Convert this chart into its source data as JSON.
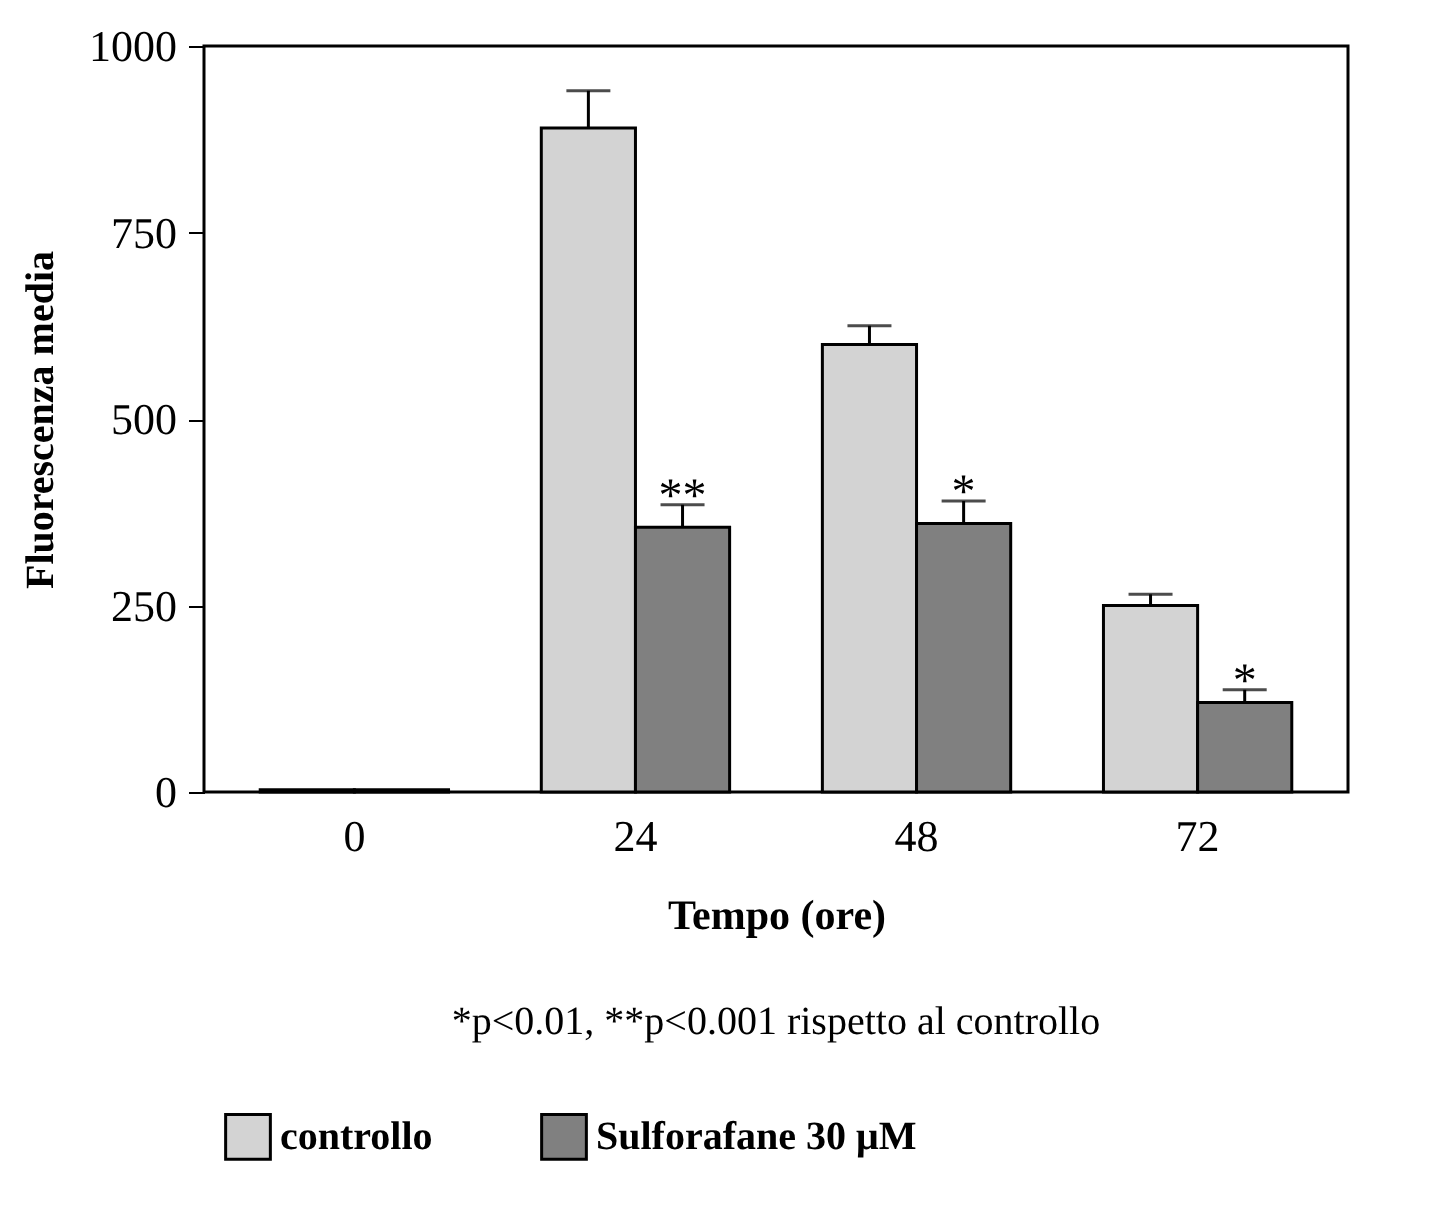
{
  "chart_data": {
    "type": "bar",
    "xlabel": "Tempo (ore)",
    "ylabel": "Fluorescenza media",
    "categories": [
      "0",
      "24",
      "48",
      "72"
    ],
    "series": [
      {
        "name": "controllo",
        "color": "#d3d3d3",
        "values": [
          3,
          890,
          600,
          250
        ],
        "errors": [
          null,
          50,
          25,
          15
        ]
      },
      {
        "name": "Sulforafane 30 μM",
        "color": "#808080",
        "values": [
          3,
          355,
          360,
          120
        ],
        "errors": [
          null,
          30,
          30,
          17
        ]
      }
    ],
    "ylim": [
      0,
      1000
    ],
    "yticks": [
      0,
      250,
      500,
      750,
      1000
    ],
    "grid": false,
    "legend": "bottom",
    "annotations": [
      {
        "text": "**",
        "x": "24",
        "y": 385
      },
      {
        "text": "*",
        "x": "48",
        "y": 390
      },
      {
        "text": "*",
        "x": "72",
        "y": 137
      },
      "*p<0.01, **p<0.001 rispetto al controllo"
    ]
  }
}
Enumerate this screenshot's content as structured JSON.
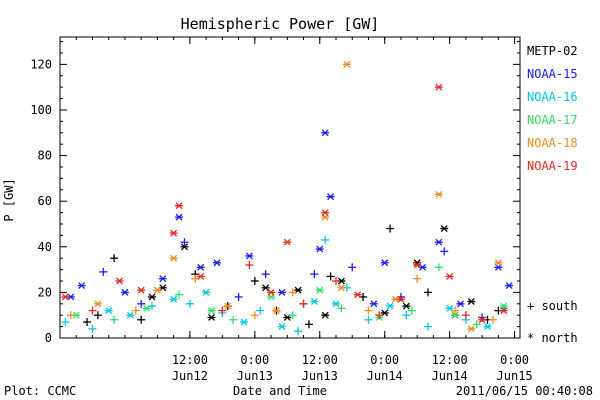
{
  "chart_data": {
    "type": "scatter",
    "title": "Hemispheric Power [GW]",
    "ylabel": "P [GW]",
    "xlabel": "Date and Time",
    "x_range": [
      "2011-06-11T12:00",
      "2011-06-15T01:00"
    ],
    "ylim": [
      0,
      132
    ],
    "y_ticks": [
      0,
      20,
      40,
      60,
      80,
      100,
      120
    ],
    "x_ticks": [
      {
        "x": "2011-06-12T12:00",
        "time": "12:00",
        "date": "Jun12"
      },
      {
        "x": "2011-06-13T00:00",
        "time": "0:00",
        "date": "Jun13"
      },
      {
        "x": "2011-06-13T12:00",
        "time": "12:00",
        "date": "Jun13"
      },
      {
        "x": "2011-06-14T00:00",
        "time": "0:00",
        "date": "Jun14"
      },
      {
        "x": "2011-06-14T12:00",
        "time": "12:00",
        "date": "Jun14"
      },
      {
        "x": "2011-06-15T00:00",
        "time": "0:00",
        "date": "Jun15"
      }
    ],
    "grid": false,
    "legend_position": "right",
    "marker_legend": {
      "south": "+ south",
      "north": "* north"
    },
    "series": [
      {
        "name": "METP-02",
        "color": "#000000",
        "points": [
          [
            "2011-06-11T17:00",
            7,
            "south"
          ],
          [
            "2011-06-11T19:00",
            10,
            "south"
          ],
          [
            "2011-06-11T22:00",
            35,
            "south"
          ],
          [
            "2011-06-12T03:00",
            8,
            "south"
          ],
          [
            "2011-06-12T05:00",
            18,
            "north"
          ],
          [
            "2011-06-12T07:00",
            22,
            "north"
          ],
          [
            "2011-06-12T11:00",
            40,
            "north"
          ],
          [
            "2011-06-12T13:00",
            28,
            "south"
          ],
          [
            "2011-06-12T16:00",
            9,
            "north"
          ],
          [
            "2011-06-12T19:00",
            14,
            "south"
          ],
          [
            "2011-06-13T00:00",
            25,
            "south"
          ],
          [
            "2011-06-13T02:00",
            22,
            "north"
          ],
          [
            "2011-06-13T04:00",
            12,
            "south"
          ],
          [
            "2011-06-13T06:00",
            9,
            "north"
          ],
          [
            "2011-06-13T08:00",
            21,
            "north"
          ],
          [
            "2011-06-13T10:00",
            6,
            "south"
          ],
          [
            "2011-06-13T13:00",
            10,
            "north"
          ],
          [
            "2011-06-13T14:00",
            27,
            "south"
          ],
          [
            "2011-06-13T16:00",
            25,
            "north"
          ],
          [
            "2011-06-13T20:00",
            18,
            "south"
          ],
          [
            "2011-06-14T00:00",
            11,
            "north"
          ],
          [
            "2011-06-14T01:00",
            48,
            "south"
          ],
          [
            "2011-06-14T04:00",
            14,
            "north"
          ],
          [
            "2011-06-14T06:00",
            33,
            "north"
          ],
          [
            "2011-06-14T08:00",
            20,
            "south"
          ],
          [
            "2011-06-14T11:00",
            48,
            "north"
          ],
          [
            "2011-06-14T13:00",
            10,
            "north"
          ],
          [
            "2011-06-14T16:00",
            16,
            "north"
          ],
          [
            "2011-06-14T19:00",
            8,
            "south"
          ],
          [
            "2011-06-14T21:00",
            12,
            "south"
          ]
        ]
      },
      {
        "name": "NOAA-15",
        "color": "#1a1aff",
        "points": [
          [
            "2011-06-11T14:00",
            18,
            "north"
          ],
          [
            "2011-06-11T16:00",
            23,
            "north"
          ],
          [
            "2011-06-11T20:00",
            29,
            "south"
          ],
          [
            "2011-06-12T00:00",
            20,
            "north"
          ],
          [
            "2011-06-12T03:00",
            15,
            "south"
          ],
          [
            "2011-06-12T07:00",
            26,
            "north"
          ],
          [
            "2011-06-12T10:00",
            53,
            "north"
          ],
          [
            "2011-06-12T11:00",
            42,
            "south"
          ],
          [
            "2011-06-12T14:00",
            31,
            "north"
          ],
          [
            "2011-06-12T17:00",
            33,
            "north"
          ],
          [
            "2011-06-12T21:00",
            18,
            "south"
          ],
          [
            "2011-06-12T23:00",
            36,
            "north"
          ],
          [
            "2011-06-13T02:00",
            28,
            "south"
          ],
          [
            "2011-06-13T05:00",
            20,
            "north"
          ],
          [
            "2011-06-13T09:00",
            15,
            "south"
          ],
          [
            "2011-06-13T11:00",
            28,
            "south"
          ],
          [
            "2011-06-13T12:00",
            39,
            "north"
          ],
          [
            "2011-06-13T13:00",
            90,
            "north"
          ],
          [
            "2011-06-13T14:00",
            62,
            "north"
          ],
          [
            "2011-06-13T18:00",
            31,
            "south"
          ],
          [
            "2011-06-13T22:00",
            15,
            "north"
          ],
          [
            "2011-06-14T00:00",
            33,
            "north"
          ],
          [
            "2011-06-14T03:00",
            18,
            "south"
          ],
          [
            "2011-06-14T07:00",
            31,
            "north"
          ],
          [
            "2011-06-14T10:00",
            42,
            "north"
          ],
          [
            "2011-06-14T11:00",
            38,
            "south"
          ],
          [
            "2011-06-14T14:00",
            15,
            "north"
          ],
          [
            "2011-06-14T18:00",
            9,
            "south"
          ],
          [
            "2011-06-14T21:00",
            31,
            "north"
          ],
          [
            "2011-06-14T23:00",
            23,
            "north"
          ]
        ]
      },
      {
        "name": "NOAA-16",
        "color": "#00c8e6",
        "points": [
          [
            "2011-06-11T13:00",
            7,
            "south"
          ],
          [
            "2011-06-11T18:00",
            4,
            "south"
          ],
          [
            "2011-06-11T21:00",
            12,
            "north"
          ],
          [
            "2011-06-12T01:00",
            10,
            "north"
          ],
          [
            "2011-06-12T05:00",
            14,
            "south"
          ],
          [
            "2011-06-12T09:00",
            17,
            "north"
          ],
          [
            "2011-06-12T12:00",
            15,
            "south"
          ],
          [
            "2011-06-12T15:00",
            20,
            "north"
          ],
          [
            "2011-06-12T18:00",
            11,
            "south"
          ],
          [
            "2011-06-12T22:00",
            7,
            "north"
          ],
          [
            "2011-06-13T01:00",
            12,
            "south"
          ],
          [
            "2011-06-13T05:00",
            5,
            "north"
          ],
          [
            "2011-06-13T08:00",
            3,
            "south"
          ],
          [
            "2011-06-13T11:00",
            16,
            "north"
          ],
          [
            "2011-06-13T13:00",
            43,
            "south"
          ],
          [
            "2011-06-13T15:00",
            15,
            "north"
          ],
          [
            "2011-06-13T17:00",
            22,
            "south"
          ],
          [
            "2011-06-13T21:00",
            8,
            "south"
          ],
          [
            "2011-06-14T01:00",
            14,
            "north"
          ],
          [
            "2011-06-14T04:00",
            10,
            "south"
          ],
          [
            "2011-06-14T08:00",
            5,
            "south"
          ],
          [
            "2011-06-14T12:00",
            13,
            "north"
          ],
          [
            "2011-06-14T15:00",
            8,
            "south"
          ],
          [
            "2011-06-14T19:00",
            5,
            "north"
          ],
          [
            "2011-06-14T22:00",
            13,
            "south"
          ]
        ]
      },
      {
        "name": "NOAA-17",
        "color": "#33dd66",
        "points": [
          [
            "2011-06-11T15:00",
            10,
            "north"
          ],
          [
            "2011-06-11T22:00",
            8,
            "south"
          ],
          [
            "2011-06-12T04:00",
            13,
            "north"
          ],
          [
            "2011-06-12T10:00",
            19,
            "south"
          ],
          [
            "2011-06-12T16:00",
            12,
            "north"
          ],
          [
            "2011-06-12T20:00",
            8,
            "south"
          ],
          [
            "2011-06-13T03:00",
            18,
            "north"
          ],
          [
            "2011-06-13T07:00",
            10,
            "south"
          ],
          [
            "2011-06-13T12:00",
            21,
            "north"
          ],
          [
            "2011-06-13T16:00",
            13,
            "south"
          ],
          [
            "2011-06-13T23:00",
            9,
            "north"
          ],
          [
            "2011-06-14T05:00",
            12,
            "south"
          ],
          [
            "2011-06-14T10:00",
            31,
            "south"
          ],
          [
            "2011-06-14T13:00",
            10,
            "north"
          ],
          [
            "2011-06-14T17:00",
            6,
            "south"
          ],
          [
            "2011-06-14T22:00",
            14,
            "north"
          ]
        ]
      },
      {
        "name": "NOAA-18",
        "color": "#f08c1e",
        "points": [
          [
            "2011-06-11T14:00",
            10,
            "south"
          ],
          [
            "2011-06-11T19:00",
            15,
            "north"
          ],
          [
            "2011-06-12T02:00",
            12,
            "south"
          ],
          [
            "2011-06-12T06:00",
            21,
            "north"
          ],
          [
            "2011-06-12T09:00",
            35,
            "north"
          ],
          [
            "2011-06-12T13:00",
            26,
            "south"
          ],
          [
            "2011-06-12T19:00",
            14,
            "north"
          ],
          [
            "2011-06-13T00:00",
            10,
            "south"
          ],
          [
            "2011-06-13T04:00",
            12,
            "north"
          ],
          [
            "2011-06-13T07:00",
            20,
            "south"
          ],
          [
            "2011-06-13T13:00",
            53,
            "north"
          ],
          [
            "2011-06-13T16:00",
            22,
            "north"
          ],
          [
            "2011-06-13T17:00",
            120,
            "north"
          ],
          [
            "2011-06-13T21:00",
            12,
            "south"
          ],
          [
            "2011-06-14T02:00",
            17,
            "north"
          ],
          [
            "2011-06-14T06:00",
            26,
            "south"
          ],
          [
            "2011-06-14T10:00",
            63,
            "north"
          ],
          [
            "2011-06-14T13:00",
            12,
            "south"
          ],
          [
            "2011-06-14T16:00",
            4,
            "north"
          ],
          [
            "2011-06-14T20:00",
            8,
            "south"
          ],
          [
            "2011-06-14T21:00",
            33,
            "north"
          ]
        ]
      },
      {
        "name": "NOAA-19",
        "color": "#e8281e",
        "points": [
          [
            "2011-06-11T13:00",
            18,
            "north"
          ],
          [
            "2011-06-11T18:00",
            12,
            "south"
          ],
          [
            "2011-06-11T23:00",
            25,
            "north"
          ],
          [
            "2011-06-12T03:00",
            21,
            "north"
          ],
          [
            "2011-06-12T09:00",
            46,
            "north"
          ],
          [
            "2011-06-12T10:00",
            58,
            "north"
          ],
          [
            "2011-06-12T14:00",
            27,
            "north"
          ],
          [
            "2011-06-12T18:00",
            12,
            "south"
          ],
          [
            "2011-06-12T23:00",
            32,
            "south"
          ],
          [
            "2011-06-13T03:00",
            20,
            "north"
          ],
          [
            "2011-06-13T06:00",
            42,
            "north"
          ],
          [
            "2011-06-13T09:00",
            15,
            "south"
          ],
          [
            "2011-06-13T13:00",
            55,
            "north"
          ],
          [
            "2011-06-13T15:00",
            25,
            "south"
          ],
          [
            "2011-06-13T19:00",
            19,
            "north"
          ],
          [
            "2011-06-13T23:00",
            10,
            "south"
          ],
          [
            "2011-06-14T03:00",
            17,
            "north"
          ],
          [
            "2011-06-14T06:00",
            32,
            "north"
          ],
          [
            "2011-06-14T10:00",
            110,
            "north"
          ],
          [
            "2011-06-14T12:00",
            27,
            "north"
          ],
          [
            "2011-06-14T15:00",
            10,
            "south"
          ],
          [
            "2011-06-14T18:00",
            8,
            "north"
          ],
          [
            "2011-06-14T22:00",
            12,
            "north"
          ]
        ]
      }
    ]
  },
  "footer": {
    "left": "Plot: CCMC",
    "right": "2011/06/15 00:40:08"
  }
}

————————

▶ **SHORT PROBLEM**
Take every line from the records above that has the word "controllo" and copy it.

▶ **RESPONSE BELOW**
        "name": "controllo",
      "*p<0.01, **p<0.001 rispetto al controllo"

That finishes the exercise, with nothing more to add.